Trecho do texto:

╔══

Os partidos políticos estão em crise, no mundo inteiro, destroçados pela mídia, que ocupou muitas das suas funções, como as de divulgar, aliciar, convencer. Ficou célebre a frase de um coordenador da campanha Clinton que afirmou que cinco minutos de TV valiam mais do que um ano de partidário.
Afinal, o que vêm a ser os partidos políticos? São grupos de pressão que, dentro da sociedade, não desejam influenciar o poder e, sim, exercê-lo. Nasceram na Europa, mas foi nos EUA que tomaram a forma que resultou no partido moderno. Deixaram de ser facções, para tomar o poder em nome de seus interesses. Na realidade, o verdadeiro partido, tal como o Democrata e o Republicano, surgiu depois da Guerra de Secessão. Mas era sempre uma organização de notáveis, de quadros, que intermediavam em nome do povo os interesses que representavam. A legitimidade era muito baixa.
No fim do século 19 surgiu um novo tipo de partido, o ideológico, de massa, com milhões de filiados, organizado para tomar o poder em nome de uma ideologia e sob a invocação do povo.
A existência desse novo modelo de agremiação fez com que o partido de notáveis procurasse democratizar seus procedimentos. Evitar que ele fosse apenas o instrumento das cúpulas. Daí o nascimento das eleições primárias, prévias e do candidato independente.
Acontece que a legitimidade das escolhas era afetada pelos processos utilizados, tentando corromper, coagir, deformar e manter fechado o ambiente partidário, que não devia florescer fora do grupo dirigente. O partido de massa era um crítico desses procedimentos, mas, na sua forma mais consolidada, que foram os partidos comunistas, substituiu a ditadura dos notáveis pela chamada democracia interna, vertical, que nada mais era do que a ditadura pura e simples da burocracia partidária, já então com conotação sectária e ideológica que foi a desgraça do socialismo real.
Já na República, os partidos eram estaduais. Em 46, na lei Agamenon Magalhães, tentamos o partido nacional. A tradição, o tamanho do país, as realidades, os opostos e contraditórios, tudo conspirava contra a unidade do que seria um partido nacional. Isto ficou tão evidente que, quando se formaram MDB e Arena, por decreto, foi necessária a volta dos partidos estaduais, nas sublegendas e, em vez de 2 partidos, tivemos 60.

╚══

Objetivo 1: Extraia, sem alterações, do texto sobre partidos políticos o trecho que começa com as palavras que contêm "A existência desse" e termina com "do socialismo real.".

Registros do exercício:
╔══

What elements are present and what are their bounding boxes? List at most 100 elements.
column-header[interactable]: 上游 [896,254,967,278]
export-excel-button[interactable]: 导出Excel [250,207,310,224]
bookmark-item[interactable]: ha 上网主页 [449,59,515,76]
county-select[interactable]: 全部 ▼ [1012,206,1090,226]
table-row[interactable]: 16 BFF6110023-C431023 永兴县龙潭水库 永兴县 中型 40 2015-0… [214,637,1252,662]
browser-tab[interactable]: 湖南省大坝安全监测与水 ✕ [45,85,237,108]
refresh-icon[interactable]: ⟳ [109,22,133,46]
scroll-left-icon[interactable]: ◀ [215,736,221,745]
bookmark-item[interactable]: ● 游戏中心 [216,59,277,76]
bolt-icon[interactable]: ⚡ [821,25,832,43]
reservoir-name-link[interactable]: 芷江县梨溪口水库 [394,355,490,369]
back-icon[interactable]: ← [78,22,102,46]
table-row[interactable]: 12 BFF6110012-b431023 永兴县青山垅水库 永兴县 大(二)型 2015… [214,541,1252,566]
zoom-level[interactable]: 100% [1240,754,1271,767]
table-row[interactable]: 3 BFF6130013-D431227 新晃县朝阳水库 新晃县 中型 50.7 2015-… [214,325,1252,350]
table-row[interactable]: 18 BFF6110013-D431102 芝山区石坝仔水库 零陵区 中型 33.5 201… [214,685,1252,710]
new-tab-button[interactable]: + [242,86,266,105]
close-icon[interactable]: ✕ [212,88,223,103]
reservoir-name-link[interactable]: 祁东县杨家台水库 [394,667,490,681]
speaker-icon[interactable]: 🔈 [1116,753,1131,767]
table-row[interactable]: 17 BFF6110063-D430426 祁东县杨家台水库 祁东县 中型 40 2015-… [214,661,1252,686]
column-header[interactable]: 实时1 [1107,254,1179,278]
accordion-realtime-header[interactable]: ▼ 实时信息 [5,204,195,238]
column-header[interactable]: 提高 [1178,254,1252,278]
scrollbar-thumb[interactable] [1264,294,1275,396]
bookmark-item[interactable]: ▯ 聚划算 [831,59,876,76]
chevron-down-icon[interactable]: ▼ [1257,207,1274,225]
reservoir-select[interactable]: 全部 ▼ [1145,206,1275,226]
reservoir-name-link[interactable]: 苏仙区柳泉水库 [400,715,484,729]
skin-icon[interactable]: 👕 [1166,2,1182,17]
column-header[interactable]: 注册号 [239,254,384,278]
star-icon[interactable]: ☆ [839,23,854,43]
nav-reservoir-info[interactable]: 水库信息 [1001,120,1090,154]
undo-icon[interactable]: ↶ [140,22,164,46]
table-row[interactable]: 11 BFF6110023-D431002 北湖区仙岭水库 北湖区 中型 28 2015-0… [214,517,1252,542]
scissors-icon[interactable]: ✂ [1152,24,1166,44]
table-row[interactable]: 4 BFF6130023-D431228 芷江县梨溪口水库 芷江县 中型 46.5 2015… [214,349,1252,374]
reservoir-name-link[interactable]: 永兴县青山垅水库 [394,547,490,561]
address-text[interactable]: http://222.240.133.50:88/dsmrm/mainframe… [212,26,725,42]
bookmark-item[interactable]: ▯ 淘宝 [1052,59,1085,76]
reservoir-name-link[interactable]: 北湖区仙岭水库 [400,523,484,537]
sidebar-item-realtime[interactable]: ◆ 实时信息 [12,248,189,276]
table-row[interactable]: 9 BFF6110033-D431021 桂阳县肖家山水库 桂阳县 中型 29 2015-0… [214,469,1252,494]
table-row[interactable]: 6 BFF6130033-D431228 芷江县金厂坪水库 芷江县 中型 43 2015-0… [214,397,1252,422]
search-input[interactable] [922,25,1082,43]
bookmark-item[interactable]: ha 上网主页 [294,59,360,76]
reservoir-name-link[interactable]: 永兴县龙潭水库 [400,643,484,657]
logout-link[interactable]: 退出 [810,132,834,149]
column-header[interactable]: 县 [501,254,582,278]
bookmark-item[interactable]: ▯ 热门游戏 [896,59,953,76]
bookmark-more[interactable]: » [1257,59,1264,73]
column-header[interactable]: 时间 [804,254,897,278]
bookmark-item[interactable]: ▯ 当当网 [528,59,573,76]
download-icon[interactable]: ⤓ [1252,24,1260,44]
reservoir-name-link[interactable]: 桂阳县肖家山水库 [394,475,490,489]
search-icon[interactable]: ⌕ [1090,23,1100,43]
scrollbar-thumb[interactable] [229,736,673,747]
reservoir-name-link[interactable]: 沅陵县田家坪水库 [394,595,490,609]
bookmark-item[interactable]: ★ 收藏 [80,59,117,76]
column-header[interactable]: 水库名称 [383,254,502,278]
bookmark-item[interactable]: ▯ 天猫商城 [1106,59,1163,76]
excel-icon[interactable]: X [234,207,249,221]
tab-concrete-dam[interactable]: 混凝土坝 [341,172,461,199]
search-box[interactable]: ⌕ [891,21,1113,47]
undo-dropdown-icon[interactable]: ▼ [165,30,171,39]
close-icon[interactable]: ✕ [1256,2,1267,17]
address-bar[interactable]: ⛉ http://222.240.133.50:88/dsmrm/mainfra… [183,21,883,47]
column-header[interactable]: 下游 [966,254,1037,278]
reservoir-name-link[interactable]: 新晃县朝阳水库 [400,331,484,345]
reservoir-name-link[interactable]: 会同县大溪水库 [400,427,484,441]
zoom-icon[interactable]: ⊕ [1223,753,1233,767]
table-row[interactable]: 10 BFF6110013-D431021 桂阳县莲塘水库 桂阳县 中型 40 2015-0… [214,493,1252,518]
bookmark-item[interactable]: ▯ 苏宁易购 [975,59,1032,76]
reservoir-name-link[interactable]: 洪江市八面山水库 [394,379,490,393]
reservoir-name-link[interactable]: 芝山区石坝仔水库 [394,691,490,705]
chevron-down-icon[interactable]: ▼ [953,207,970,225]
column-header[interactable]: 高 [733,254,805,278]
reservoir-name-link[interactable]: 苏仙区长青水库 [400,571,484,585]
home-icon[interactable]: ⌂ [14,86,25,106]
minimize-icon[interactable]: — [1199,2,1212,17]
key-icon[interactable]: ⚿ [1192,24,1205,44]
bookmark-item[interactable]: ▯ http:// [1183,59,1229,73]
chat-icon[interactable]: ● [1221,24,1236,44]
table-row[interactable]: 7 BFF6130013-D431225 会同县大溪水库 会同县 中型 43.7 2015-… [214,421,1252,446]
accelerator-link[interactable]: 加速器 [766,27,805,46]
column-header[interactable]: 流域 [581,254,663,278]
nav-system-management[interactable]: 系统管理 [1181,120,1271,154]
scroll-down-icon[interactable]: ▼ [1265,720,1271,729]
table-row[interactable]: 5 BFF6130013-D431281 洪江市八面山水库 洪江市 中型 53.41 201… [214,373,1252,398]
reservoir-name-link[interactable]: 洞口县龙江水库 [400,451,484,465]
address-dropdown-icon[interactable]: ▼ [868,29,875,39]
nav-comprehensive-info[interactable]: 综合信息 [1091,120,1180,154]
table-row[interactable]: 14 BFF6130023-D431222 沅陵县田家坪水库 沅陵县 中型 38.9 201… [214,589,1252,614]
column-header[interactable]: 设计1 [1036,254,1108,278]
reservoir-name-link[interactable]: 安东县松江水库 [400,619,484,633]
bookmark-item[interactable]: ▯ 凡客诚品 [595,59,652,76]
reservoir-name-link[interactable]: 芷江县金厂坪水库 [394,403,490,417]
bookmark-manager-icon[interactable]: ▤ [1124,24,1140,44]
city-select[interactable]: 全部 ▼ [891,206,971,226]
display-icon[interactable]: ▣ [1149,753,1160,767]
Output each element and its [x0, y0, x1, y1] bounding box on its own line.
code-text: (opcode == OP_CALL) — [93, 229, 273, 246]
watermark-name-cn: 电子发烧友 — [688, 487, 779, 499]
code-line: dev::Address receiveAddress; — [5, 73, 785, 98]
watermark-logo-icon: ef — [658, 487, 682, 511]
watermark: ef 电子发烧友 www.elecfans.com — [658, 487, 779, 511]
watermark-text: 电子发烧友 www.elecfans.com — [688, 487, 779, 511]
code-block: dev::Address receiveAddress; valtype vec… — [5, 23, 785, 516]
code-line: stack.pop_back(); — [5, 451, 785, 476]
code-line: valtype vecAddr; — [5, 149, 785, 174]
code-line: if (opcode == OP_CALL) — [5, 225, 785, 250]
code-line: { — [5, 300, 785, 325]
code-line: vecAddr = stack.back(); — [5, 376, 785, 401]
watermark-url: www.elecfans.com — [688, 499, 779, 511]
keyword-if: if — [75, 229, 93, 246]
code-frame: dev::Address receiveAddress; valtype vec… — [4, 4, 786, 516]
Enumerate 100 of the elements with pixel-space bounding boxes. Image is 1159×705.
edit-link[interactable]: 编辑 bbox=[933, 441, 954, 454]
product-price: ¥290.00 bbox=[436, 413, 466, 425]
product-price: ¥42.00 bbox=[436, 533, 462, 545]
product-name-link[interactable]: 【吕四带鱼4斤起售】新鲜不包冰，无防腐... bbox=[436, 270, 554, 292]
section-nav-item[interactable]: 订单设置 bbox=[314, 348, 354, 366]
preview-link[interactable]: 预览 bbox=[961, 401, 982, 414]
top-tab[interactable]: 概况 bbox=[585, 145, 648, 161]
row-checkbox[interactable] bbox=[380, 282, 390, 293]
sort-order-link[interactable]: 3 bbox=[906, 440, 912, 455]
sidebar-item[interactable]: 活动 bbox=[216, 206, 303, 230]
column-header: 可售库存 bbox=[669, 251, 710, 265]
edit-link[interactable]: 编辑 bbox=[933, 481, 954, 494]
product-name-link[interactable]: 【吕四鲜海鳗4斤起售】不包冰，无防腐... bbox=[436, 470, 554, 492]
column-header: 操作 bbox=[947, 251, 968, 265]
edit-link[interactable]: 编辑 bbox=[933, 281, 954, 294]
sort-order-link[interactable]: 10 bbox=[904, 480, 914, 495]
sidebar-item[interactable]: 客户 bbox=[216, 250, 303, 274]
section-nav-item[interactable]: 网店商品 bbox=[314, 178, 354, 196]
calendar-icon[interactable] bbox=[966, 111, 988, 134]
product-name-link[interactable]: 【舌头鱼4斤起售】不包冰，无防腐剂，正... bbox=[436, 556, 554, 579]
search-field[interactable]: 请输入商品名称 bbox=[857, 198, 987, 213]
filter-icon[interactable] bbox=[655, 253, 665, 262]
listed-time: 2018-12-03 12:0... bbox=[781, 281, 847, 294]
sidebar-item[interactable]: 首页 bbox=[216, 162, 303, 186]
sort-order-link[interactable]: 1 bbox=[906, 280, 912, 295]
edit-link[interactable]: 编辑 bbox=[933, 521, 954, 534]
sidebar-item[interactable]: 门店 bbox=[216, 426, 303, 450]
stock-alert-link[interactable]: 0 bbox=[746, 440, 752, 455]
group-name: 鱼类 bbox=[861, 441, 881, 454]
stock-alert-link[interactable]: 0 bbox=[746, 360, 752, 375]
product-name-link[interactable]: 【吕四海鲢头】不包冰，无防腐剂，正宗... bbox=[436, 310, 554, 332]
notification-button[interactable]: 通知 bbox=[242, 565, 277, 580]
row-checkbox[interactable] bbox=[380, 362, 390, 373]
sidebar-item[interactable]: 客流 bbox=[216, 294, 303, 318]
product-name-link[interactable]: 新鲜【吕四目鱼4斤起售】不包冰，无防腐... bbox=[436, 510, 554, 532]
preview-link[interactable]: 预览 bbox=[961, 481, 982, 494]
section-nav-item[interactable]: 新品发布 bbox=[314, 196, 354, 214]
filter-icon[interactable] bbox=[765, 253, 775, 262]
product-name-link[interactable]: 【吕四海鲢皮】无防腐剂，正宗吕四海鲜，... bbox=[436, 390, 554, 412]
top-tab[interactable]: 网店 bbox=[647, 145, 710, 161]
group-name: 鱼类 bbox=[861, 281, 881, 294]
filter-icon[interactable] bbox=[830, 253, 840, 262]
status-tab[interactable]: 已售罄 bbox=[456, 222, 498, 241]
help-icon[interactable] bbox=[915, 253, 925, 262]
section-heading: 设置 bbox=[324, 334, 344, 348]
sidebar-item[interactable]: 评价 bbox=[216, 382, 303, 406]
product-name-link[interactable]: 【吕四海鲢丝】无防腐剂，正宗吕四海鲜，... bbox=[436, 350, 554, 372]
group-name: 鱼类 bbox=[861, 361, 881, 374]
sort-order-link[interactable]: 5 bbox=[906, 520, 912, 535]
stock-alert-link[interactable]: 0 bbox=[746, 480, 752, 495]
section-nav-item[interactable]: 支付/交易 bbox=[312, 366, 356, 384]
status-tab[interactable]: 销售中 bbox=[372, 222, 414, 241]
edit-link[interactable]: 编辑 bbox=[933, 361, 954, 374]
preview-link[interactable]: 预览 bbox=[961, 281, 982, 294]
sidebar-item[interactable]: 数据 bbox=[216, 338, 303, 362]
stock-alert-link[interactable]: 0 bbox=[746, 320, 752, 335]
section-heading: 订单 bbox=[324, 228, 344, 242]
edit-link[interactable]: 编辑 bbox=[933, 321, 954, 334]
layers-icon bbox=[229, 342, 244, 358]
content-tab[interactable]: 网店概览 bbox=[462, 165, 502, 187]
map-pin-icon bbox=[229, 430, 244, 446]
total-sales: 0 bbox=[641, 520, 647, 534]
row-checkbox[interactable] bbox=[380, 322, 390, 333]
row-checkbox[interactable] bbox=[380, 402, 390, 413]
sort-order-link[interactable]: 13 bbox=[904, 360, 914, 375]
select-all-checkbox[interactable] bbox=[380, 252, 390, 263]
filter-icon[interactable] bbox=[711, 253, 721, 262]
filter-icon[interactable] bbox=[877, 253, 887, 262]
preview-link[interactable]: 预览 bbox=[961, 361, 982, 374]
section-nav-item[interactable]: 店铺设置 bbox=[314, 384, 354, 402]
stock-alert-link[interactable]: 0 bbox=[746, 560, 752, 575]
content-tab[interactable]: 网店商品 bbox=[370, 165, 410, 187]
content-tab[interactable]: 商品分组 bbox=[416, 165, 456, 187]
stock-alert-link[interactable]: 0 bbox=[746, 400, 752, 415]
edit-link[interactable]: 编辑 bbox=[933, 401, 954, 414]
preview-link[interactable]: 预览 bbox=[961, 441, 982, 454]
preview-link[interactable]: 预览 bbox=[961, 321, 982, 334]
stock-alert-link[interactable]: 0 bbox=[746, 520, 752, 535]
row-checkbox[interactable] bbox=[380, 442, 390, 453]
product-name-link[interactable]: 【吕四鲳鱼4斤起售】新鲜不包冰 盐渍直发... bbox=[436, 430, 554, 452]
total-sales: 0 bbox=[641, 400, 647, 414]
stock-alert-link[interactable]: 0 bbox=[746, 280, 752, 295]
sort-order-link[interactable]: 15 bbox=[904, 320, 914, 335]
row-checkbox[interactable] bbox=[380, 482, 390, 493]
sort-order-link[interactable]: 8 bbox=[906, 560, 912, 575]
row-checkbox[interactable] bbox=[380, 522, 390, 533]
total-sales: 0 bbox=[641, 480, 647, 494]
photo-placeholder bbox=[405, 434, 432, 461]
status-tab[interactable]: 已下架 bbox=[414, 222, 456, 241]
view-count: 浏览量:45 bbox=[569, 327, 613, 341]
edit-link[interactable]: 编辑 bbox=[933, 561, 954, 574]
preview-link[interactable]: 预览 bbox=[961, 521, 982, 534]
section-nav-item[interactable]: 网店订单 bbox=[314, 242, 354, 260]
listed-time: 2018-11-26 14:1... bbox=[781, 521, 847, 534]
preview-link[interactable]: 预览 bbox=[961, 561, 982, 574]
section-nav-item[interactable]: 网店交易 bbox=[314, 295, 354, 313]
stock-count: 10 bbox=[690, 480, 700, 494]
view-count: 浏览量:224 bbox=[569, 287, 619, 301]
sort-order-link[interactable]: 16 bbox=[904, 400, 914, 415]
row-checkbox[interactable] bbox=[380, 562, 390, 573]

╚══

Objetivo 2: Coloque em uma lista JSON de strings as linhas dos registros que vão do início dos registros até a linha que contém "reservoir-select[interactable]: 全部 ▼", incluindo essa linha. Use uma string por linha e deixe de fora as linhas em branco.

Solução do exercício 1:
A existência desse novo modelo de agremiação fez com que o partido de notáveis procurasse democratizar seus procedimentos. Evitar que ele fosse apenas o instrumento das cúpulas. Daí o nascimento das eleições primárias, prévias e do candidato independente.
Acontece que a legitimidade das escolhas era afetada pelos processos utilizados, tentando corromper, coagir, deformar e manter fechado o ambiente partidário, que não devia florescer fora do grupo dirigente. O partido de massa era um crítico desses procedimentos, mas, na sua forma mais consolidada, que foram os partidos comunistas, substituiu a ditadura dos notáveis pela chamada democracia interna, vertical, que nada mais era do que a ditadura pura e simples da burocracia partidária, já então com conotação sectária e ideológica que foi a desgraça do socialismo real.

Solução do exercício 2:
[
  "What elements are present and what are their bounding boxes? List at most 100 elements.",
  "column-header[interactable]: 上游 [896,254,967,278]",
  "export-excel-button[interactable]: 导出Excel [250,207,310,224]",
  "bookmark-item[interactable]: ha 上网主页 [449,59,515,76]",
  "county-select[interactable]: 全部 ▼ [1012,206,1090,226]",
  "table-row[interactable]: 16 BFF6110023-C431023 永兴县龙潭水库 永兴县 中型 40 2015-0… [214,637,1252,662]",
  "browser-tab[interactable]: 湖南省大坝安全监测与水 ✕ [45,85,237,108]",
  "refresh-icon[interactable]: ⟳ [109,22,133,46]",
  "scroll-left-icon[interactable]: ◀ [215,736,221,745]",
  "bookmark-item[interactable]: ● 游戏中心 [216,59,277,76]",
  "bolt-icon[interactable]: ⚡ [821,25,832,43]",
  "reservoir-name-link[interactable]: 芷江县梨溪口水库 [394,355,490,369]",
  "back-icon[interactable]: ← [78,22,102,46]",
  "table-row[interactable]: 12 BFF6110012-b431023 永兴县青山垅水库 永兴县 大(二)型 2015… [214,541,1252,566]",
  "zoom-level[interactable]: 100% [1240,754,1271,767]",
  "table-row[interactable]: 3 BFF6130013-D431227 新晃县朝阳水库 新晃县 中型 50.7 2015-… [214,325,1252,350]",
  "table-row[interactable]: 18 BFF6110013-D431102 芝山区石坝仔水库 零陵区 中型 33.5 201… [214,685,1252,710]",
  "new-tab-button[interactable]: + [242,86,266,105]",
  "close-icon[interactable]: ✕ [212,88,223,103]",
  "reservoir-name-link[interactable]: 祁东县杨家台水库 [394,667,490,681]",
  "speaker-icon[interactable]: 🔈 [1116,753,1131,767]",
  "table-row[interactable]: 17 BFF6110063-D430426 祁东县杨家台水库 祁东县 中型 40 2015-… [214,661,1252,686]",
  "column-header[interactable]: 实时1 [1107,254,1179,278]",
  "accordion-realtime-header[interactable]: ▼ 实时信息 [5,204,195,238]",
  "column-header[interactable]: 提高 [1178,254,1252,278]",
  "scrollbar-thumb[interactable] [1264,294,1275,396]",
  "bookmark-item[interactable]: ▯ 聚划算 [831,59,876,76]",
  "chevron-down-icon[interactable]: ▼ [1257,207,1274,225]",
  "reservoir-select[interactable]: 全部 ▼ [1145,206,1275,226]"
]